- _Page_
With NVDA being up ~90% year to date and over 2,000% over the past 5 years, many retail investors say this stock is a must-have in any long-term portfolio. Unfortunately, using past stock performance to justify future returns is not how real investing is actually done. In fact, usually when a stock rises parabolically, its future returns are low for a while or even negative. As Benjamin Graham said, "“In the short run, the market is a voting machine. In the long run, it is a weighing machine.”

Over time, the company's fundamentals drive the stock's price. So, let's dive into NVDA's fundamentals and see what's going on here...
Analysis | Price Targets
Analysis

Nvidia's revenue, net income, profit margins, and free cash flow have grown impressively over the past decade. Their debt levels are also extremely manageable, which is great to see.

Things seem even better when you zoom in on the quarterly data, where the profit margins are increasing each quarter. Last quarter's free cash flow was high enough to wipe out ALL of the long-term debt if needed. NVDA keeps crushing analyst estimates every quarter, and its stock price reflects that. But that doesn't automatically make it worth its current valuation, so let's dig a little deeper.


Their capital expenditures, debt repayments, and the dividends they pay out are all easily covered by their free cash flow. The numbers would either have to be fudged or something horrible would have to happen economically to put this company at any financial risk in the near future. The company is financially healthy.

NVDA's growth has exploded over the past year, and they haven't made any big acquisitions. This shows their growth is coming organically rather than driven through acquisitions, which is really good. They have more than enough cash to cover the acquisitions they have been making, which means they could acquire with all cash instead of having to issue debt or equity to finance it, which is good! The last major thing I want to highlight before getting to the valuation models is the share count.

Their share count has been decreasing since its peak in 2017 which is also a good sign. If you owned shares in 2017 and never bought or sold any, you would now own a larger percentage of the company than you did in 2017 without having to do anything.
Buying back shares is generally a good thing but it is also situational. Doing it when the stock is cheap is one of the best uses of capital for delivering shareholder value, where buying back shares when the stock is extremely overvalued, is not a great use of capital.
Stock-based compensation is also related to the share count, which NVDA does a lot of for its employees. Let's check that out...

You can see that the stock-based compensation (which is in dollar terms, not shares) is very large. However, this, plus the amount of shares issued, is overpowered by the share buybacks, which decreases the share count.
One caveat is that the stock-based compensation should be subtracted from the free cash flow number. If NVDA was to sell the shares on the open market and then give that money as compensation it would be a cash expense so it shouldn't be treated any differently without doing the middle step in my opinion. Nevertheless, the share count is decreasing, but I think that $10 billion could be used more effectively somewhere besides buying back very expensive shares, so I am not a huge fan of that decision currently.
Price Targets
My Equity Value and Price Targets
For me, the question is not if NVDA will keep growing with the AI boom, its whether or not their margins will fall back down in the coming years due to competition, which is a possibility the market does not seem to be pricing in, but we will run scenarios on that shortly. First, I am going to run a full Discounted Cash Flow Model and show all of the inputs and outputs below. I will keep the margins at their fully elevated levels.

- _Stated problem A_
Answer these questions about the NVDA analysis:
(i) By roughly what percentage is NVDA up year to date?
(ii) Since its peak in which year has the share count been decreasing?
(iii) What dollar amount does the writer think could be used more effectively than buying back very expensive shares?
- _Stated problem B_
In the rows, could you change "Progression-free" to "Event-free" between the lines holding "series-line-neither bbox=[1328, 670, 1763, 1110]" and "chart-panel-7: 0 500", inclusive, and give back only those lines with nothing else altered?
The rows have no connection to the stock analysis above.

- _Records to process_
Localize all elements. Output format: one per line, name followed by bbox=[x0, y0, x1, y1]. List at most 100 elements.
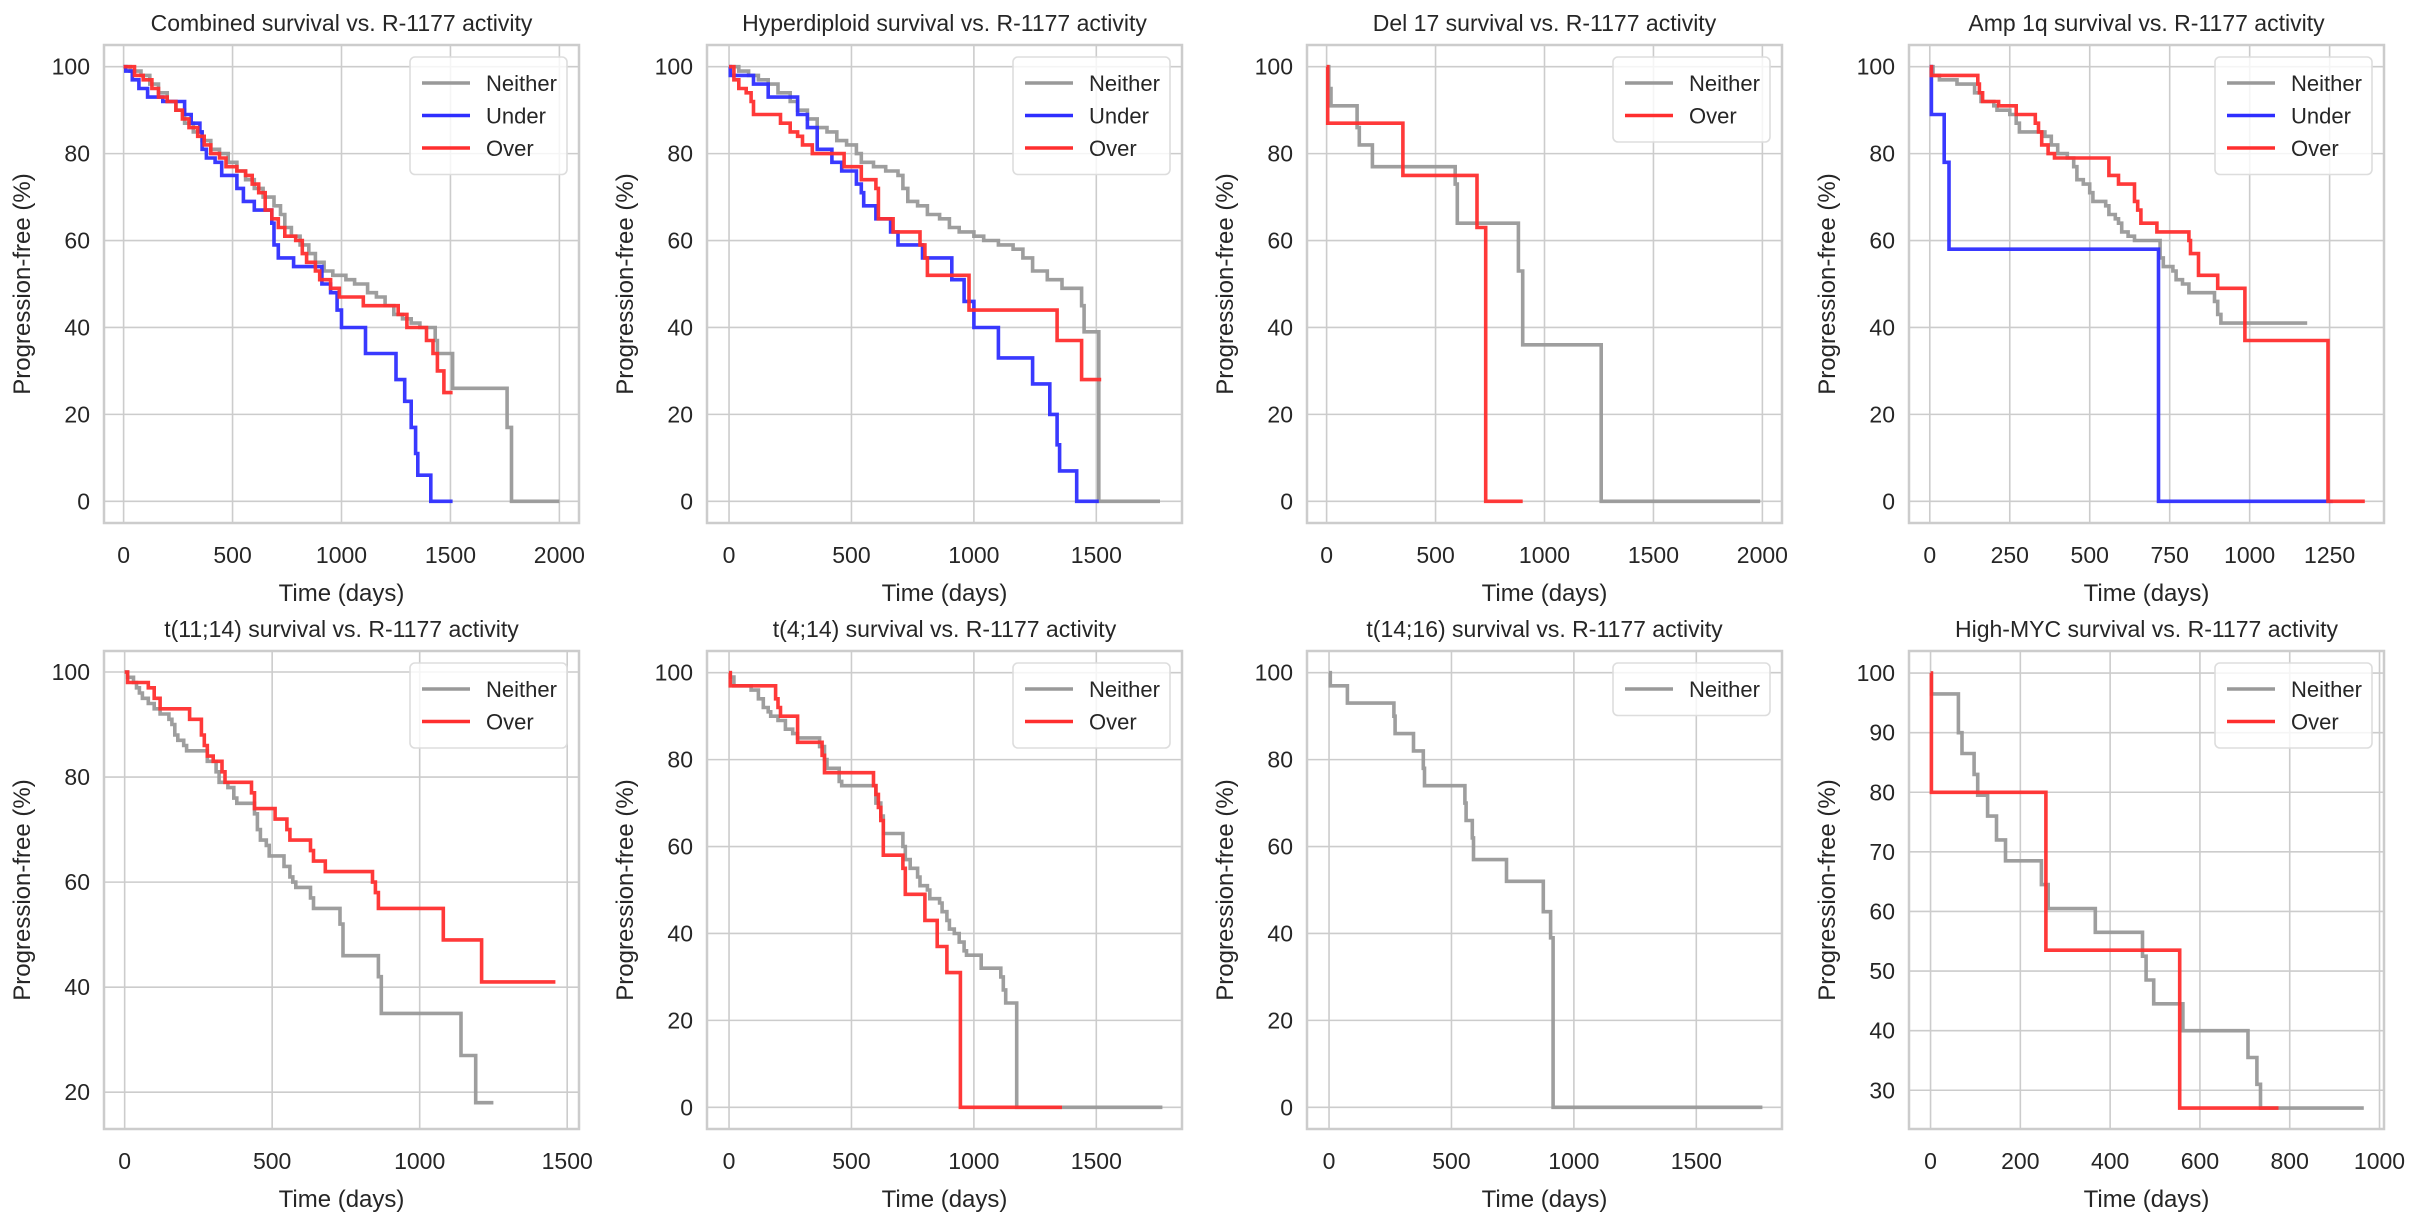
series-line-neither bbox=[1328, 670, 1763, 1110]
y-tick-label: 0 bbox=[680, 488, 693, 514]
y-tick-label: 40 bbox=[64, 974, 90, 1000]
legend-label-over: Over bbox=[2291, 710, 2339, 735]
chart-title: Combined survival vs. R-1177 activity bbox=[151, 10, 533, 36]
x-tick-label: 500 bbox=[1432, 1148, 1470, 1174]
legend-box bbox=[409, 56, 568, 176]
plot-frame bbox=[705, 43, 1184, 525]
x-tick-label: 1500 bbox=[1071, 1148, 1122, 1174]
y-tick-label: 0 bbox=[1882, 488, 1895, 514]
y-axis-label: Progression-free (%) bbox=[612, 173, 639, 394]
chart-title: t(11;14) survival vs. R-1177 activity bbox=[164, 616, 519, 642]
y-tick-label: 20 bbox=[64, 1079, 90, 1105]
series-line-over bbox=[1929, 671, 2279, 1110]
x-tick-label: 750 bbox=[2151, 542, 2189, 568]
legend: Neither Under Over bbox=[2214, 56, 2373, 176]
x-tick-label: 1000 bbox=[1519, 542, 1570, 568]
x-tick-label: 0 bbox=[1323, 1148, 1336, 1174]
y-tick-label: 80 bbox=[1267, 747, 1293, 773]
x-tick-label: 0 bbox=[723, 542, 736, 568]
x-tick-label: 500 bbox=[253, 1148, 291, 1174]
y-tick-label: 20 bbox=[64, 401, 90, 427]
x-tick-label: 1500 bbox=[1671, 1148, 1722, 1174]
legend-label-neither: Neither bbox=[1089, 677, 1160, 702]
series-line-neither bbox=[729, 64, 1160, 504]
y-tick-label: 20 bbox=[1869, 401, 1895, 427]
chart-panel-7: 0 500 1000 1500 0 20 40 60 80 100 t(14;16) surviva… bbox=[1212, 616, 1784, 1213]
series-line-neither bbox=[728, 670, 1163, 1110]
series-line-over bbox=[123, 64, 453, 395]
legend-label-under: Under bbox=[486, 104, 546, 129]
x-tick-label: 1000 bbox=[1548, 1148, 1599, 1174]
legend-label-under: Under bbox=[1089, 104, 1149, 129]
y-tick-label: 40 bbox=[667, 314, 693, 340]
y-tick-label: 70 bbox=[1869, 839, 1895, 865]
legend-label-over: Over bbox=[1689, 104, 1737, 129]
y-tick-label: 80 bbox=[667, 747, 693, 773]
y-tick-label: 20 bbox=[667, 401, 693, 427]
chart-title: Hyperdiploid survival vs. R-1177 activit… bbox=[742, 10, 1147, 36]
y-tick-label: 40 bbox=[1869, 1018, 1895, 1044]
x-tick-label: 1000 bbox=[394, 1148, 445, 1174]
y-tick-label: 40 bbox=[667, 920, 693, 946]
plot-frame bbox=[102, 649, 581, 1131]
x-tick-label: 500 bbox=[832, 542, 870, 568]
legend: Neither bbox=[1612, 662, 1771, 717]
y-tick-label: 100 bbox=[655, 660, 693, 686]
x-axis-label: Time (days) bbox=[279, 1186, 405, 1213]
chart-panel-2: 0 500 1000 1500 0 20 40 60 80 100 Hyperdiploid sur… bbox=[612, 10, 1184, 607]
legend-label-neither: Neither bbox=[1089, 71, 1160, 96]
x-tick-label: 2000 bbox=[1737, 542, 1788, 568]
plot-frame bbox=[1907, 649, 2386, 1131]
legend: Neither Over bbox=[2214, 662, 2373, 749]
legend-label-neither: Neither bbox=[486, 71, 557, 96]
x-axis-label: Time (days) bbox=[279, 580, 405, 607]
y-tick-label: 20 bbox=[1267, 401, 1293, 427]
y-tick-label: 40 bbox=[64, 314, 90, 340]
y-axis-label: Progression-free (%) bbox=[9, 779, 36, 1000]
legend-box bbox=[1012, 662, 1171, 749]
y-axis-label: Progression-free (%) bbox=[1212, 779, 1239, 1000]
y-tick-label: 0 bbox=[77, 488, 90, 514]
x-tick-label: 0 bbox=[118, 1148, 131, 1174]
y-tick-label: 60 bbox=[64, 869, 90, 895]
y-tick-label: 60 bbox=[1267, 834, 1293, 860]
chart-panel-3: 0 500 1000 1500 2000 0 20 40 60 80 100 Del 17 survi… bbox=[1212, 10, 1788, 607]
x-tick-label: 1000 bbox=[2224, 542, 2275, 568]
y-tick-label: 50 bbox=[1869, 958, 1895, 984]
x-tick-label: 0 bbox=[1924, 1148, 1937, 1174]
y-tick-label: 60 bbox=[667, 834, 693, 860]
x-tick-label: 0 bbox=[117, 542, 130, 568]
series-line-over bbox=[728, 670, 1062, 1110]
y-tick-label: 30 bbox=[1869, 1077, 1895, 1103]
x-tick-label: 1500 bbox=[1628, 542, 1679, 568]
x-axis-label: Time (days) bbox=[1482, 580, 1608, 607]
y-axis-label: Progression-free (%) bbox=[1212, 173, 1239, 394]
legend-label-neither: Neither bbox=[1689, 677, 1760, 702]
x-tick-label: 800 bbox=[2271, 1148, 2309, 1174]
x-tick-label: 2000 bbox=[534, 542, 585, 568]
y-tick-label: 80 bbox=[667, 141, 693, 167]
x-tick-label: 250 bbox=[1991, 542, 2029, 568]
x-tick-label: 0 bbox=[1923, 542, 1936, 568]
y-tick-label: 40 bbox=[1267, 314, 1293, 340]
x-tick-label: 1000 bbox=[2354, 1148, 2405, 1174]
y-tick-label: 60 bbox=[1869, 228, 1895, 254]
x-tick-label: 0 bbox=[1320, 542, 1333, 568]
x-tick-label: 1000 bbox=[316, 542, 367, 568]
legend-box bbox=[2214, 662, 2373, 749]
chart-panel-8: 0 200 400 600 800 1000 30 40 50 60 70 80 90 100 High-M… bbox=[1814, 616, 2405, 1213]
plot-frame bbox=[705, 649, 1184, 1131]
series-line-neither bbox=[1326, 64, 1761, 504]
y-axis-label: Progression-free (%) bbox=[1814, 173, 1841, 394]
chart-panel-1: 0 500 1000 1500 2000 0 20 40 60 80 100 Combined sur… bbox=[9, 10, 585, 607]
y-tick-label: 60 bbox=[64, 228, 90, 254]
x-tick-label: 400 bbox=[2091, 1148, 2129, 1174]
y-tick-label: 0 bbox=[680, 1094, 693, 1120]
chart-panel-4: 0 250 500 750 1000 1250 0 20 40 60 80 100 Amp 1q sur… bbox=[1814, 10, 2386, 607]
y-tick-label: 60 bbox=[667, 228, 693, 254]
plot-frame bbox=[1305, 43, 1784, 525]
y-tick-label: 40 bbox=[1267, 920, 1293, 946]
x-tick-label: 500 bbox=[213, 542, 251, 568]
legend: Neither Under Over bbox=[409, 56, 568, 176]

- _Result A_
(i) About 90%.
(ii) 2017.
(iii) $10 billion.

- _Result B_
series-line-neither bbox=[1328, 670, 1763, 1110]
y-tick-label: 0 bbox=[680, 488, 693, 514]
y-tick-label: 40 bbox=[64, 974, 90, 1000]
legend-label-over: Over bbox=[2291, 710, 2339, 735]
chart-title: Combined survival vs. R-1177 activity bbox=[151, 10, 533, 36]
x-tick-label: 500 bbox=[1432, 1148, 1470, 1174]
legend-box bbox=[409, 56, 568, 176]
plot-frame bbox=[705, 43, 1184, 525]
x-tick-label: 1500 bbox=[1071, 1148, 1122, 1174]
y-tick-label: 0 bbox=[1882, 488, 1895, 514]
y-axis-label: Event-free (%) bbox=[612, 173, 639, 394]
chart-title: t(11;14) survival vs. R-1177 activity bbox=[164, 616, 519, 642]
y-tick-label: 20 bbox=[64, 1079, 90, 1105]
series-line-over bbox=[1929, 671, 2279, 1110]
x-tick-label: 750 bbox=[2151, 542, 2189, 568]
legend: Neither Under Over bbox=[2214, 56, 2373, 176]
x-tick-label: 1000 bbox=[1519, 542, 1570, 568]
x-tick-label: 0 bbox=[1323, 1148, 1336, 1174]
y-tick-label: 80 bbox=[1267, 747, 1293, 773]
x-tick-label: 0 bbox=[723, 542, 736, 568]
x-tick-label: 500 bbox=[253, 1148, 291, 1174]
y-tick-label: 20 bbox=[64, 401, 90, 427]
x-tick-label: 1500 bbox=[1671, 1148, 1722, 1174]
legend-label-neither: Neither bbox=[1089, 677, 1160, 702]
series-line-neither bbox=[729, 64, 1160, 504]
y-tick-label: 20 bbox=[1869, 401, 1895, 427]
chart-panel-7: 0 500 1000 1500 0 20 40 60 80 100 t(14;16) surviva… bbox=[1212, 616, 1784, 1213]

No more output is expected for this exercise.